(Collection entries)
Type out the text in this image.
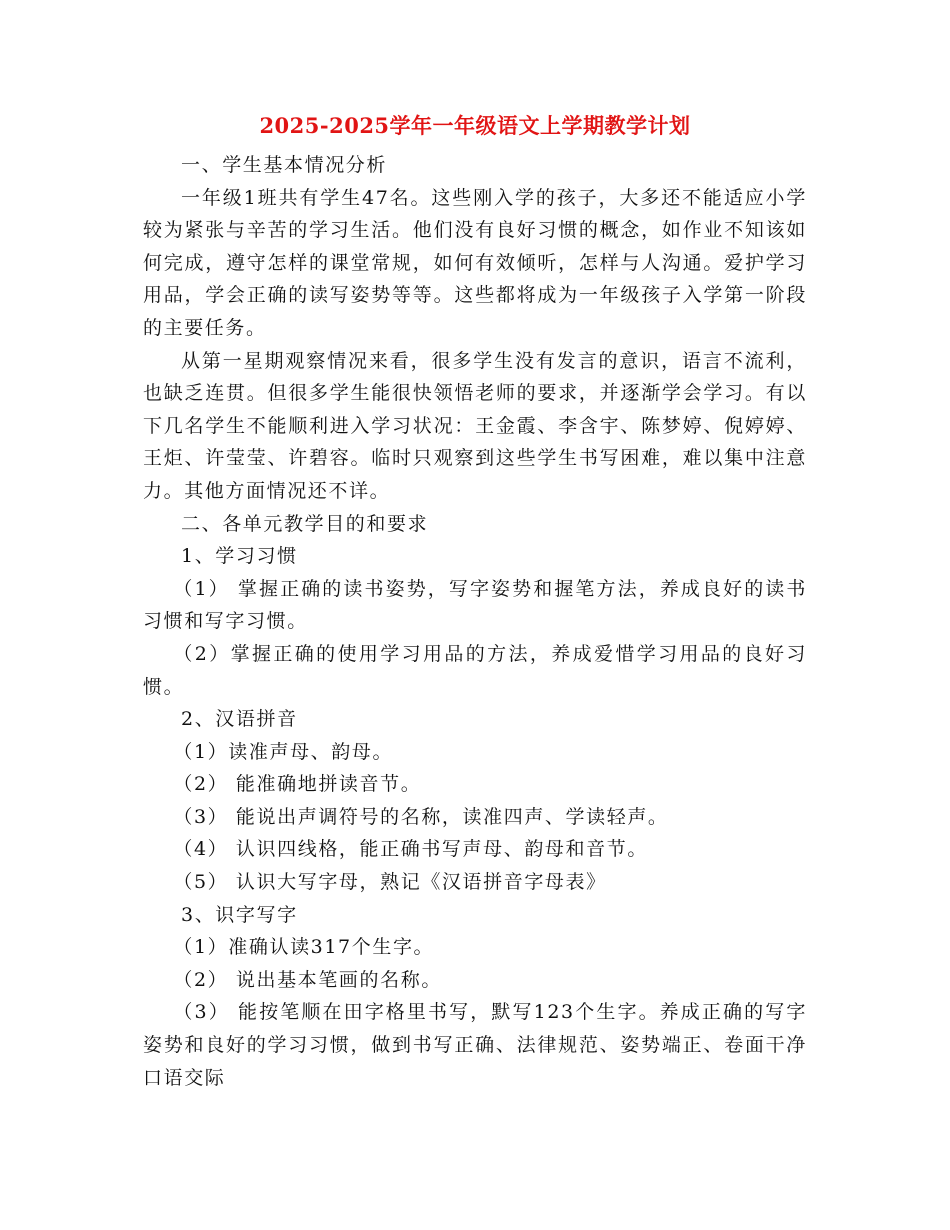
2025-2025学年一年级语文上学期教学计划

一、学生基本情况分析

一年级1班共有学生47名。这些刚入学的孩子，大多还不能适应小学较为紧张与辛苦的学习生活。他们没有良好习惯的概念，如作业不知该如何完成，遵守怎样的课堂常规，如何有效倾听，怎样与人沟通。爱护学习用品，学会正确的读写姿势等等。这些都将成为一年级孩子入学第一阶段的主要任务。

从第一星期观察情况来看，很多学生没有发言的意识，语言不流利，也缺乏连贯。但很多学生能很快领悟老师的要求，并逐渐学会学习。有以下几名学生不能顺利进入学习状况：王金霞、李含宇、陈梦婷、倪婷婷、王炬、许莹莹、许碧容。临时只观察到这些学生书写困难，难以集中注意力。其他方面情况还不详。

二、各单元教学目的和要求

1、学习习惯

（1） 掌握正确的读书姿势，写字姿势和握笔方法，养成良好的读书习惯和写字习惯。

（2）掌握正确的使用学习用品的方法，养成爱惜学习用品的良好习惯。

2、汉语拼音

（1）读准声母、韵母。

（2） 能准确地拼读音节。

（3） 能说出声调符号的名称，读准四声、学读轻声。

（4） 认识四线格，能正确书写声母、韵母和音节。

（5） 认识大写字母，熟记《汉语拼音字母表》

3、识字写字

（1）准确认读317个生字。

（2） 说出基本笔画的名称。

（3） 能按笔顺在田字格里书写，默写123个生字。养成正确的写字姿势和良好的学习习惯，做到书写正确、法律规范、姿势端正、卷面干净口语交际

Given request: From start to finish, output the listing exactly, but omit its pictures.

Finished exercise:
Type out the text in this image.
2025-2025学年一年级语文上学期教学计划

一、学生基本情况分析

一年级1班共有学生47名。这些刚入学的孩子，大多还不能适应小学较为紧张与辛苦的学习生活。他们没有良好习惯的概念，如作业不知该如何完成，遵守怎样的课堂常规，如何有效倾听，怎样与人沟通。爱护学习用品，学会正确的读写姿势等等。这些都将成为一年级孩子入学第一阶段的主要任务。

从第一星期观察情况来看，很多学生没有发言的意识，语言不流利，也缺乏连贯。但很多学生能很快领悟老师的要求，并逐渐学会学习。有以下几名学生不能顺利进入学习状况：王金霞、李含宇、陈梦婷、倪婷婷、王炬、许莹莹、许碧容。临时只观察到这些学生书写困难，难以集中注意力。其他方面情况还不详。

二、各单元教学目的和要求

1、学习习惯

（1） 掌握正确的读书姿势，写字姿势和握笔方法，养成良好的读书习惯和写字习惯。

（2）掌握正确的使用学习用品的方法，养成爱惜学习用品的良好习惯。

2、汉语拼音

（1）读准声母、韵母。

（2） 能准确地拼读音节。

（3） 能说出声调符号的名称，读准四声、学读轻声。

（4） 认识四线格，能正确书写声母、韵母和音节。

（5） 认识大写字母，熟记《汉语拼音字母表》

3、识字写字

（1）准确认读317个生字。

（2） 说出基本笔画的名称。

（3） 能按笔顺在田字格里书写，默写123个生字。养成正确的写字姿势和良好的学习习惯，做到书写正确、法律规范、姿势端正、卷面干净口语交际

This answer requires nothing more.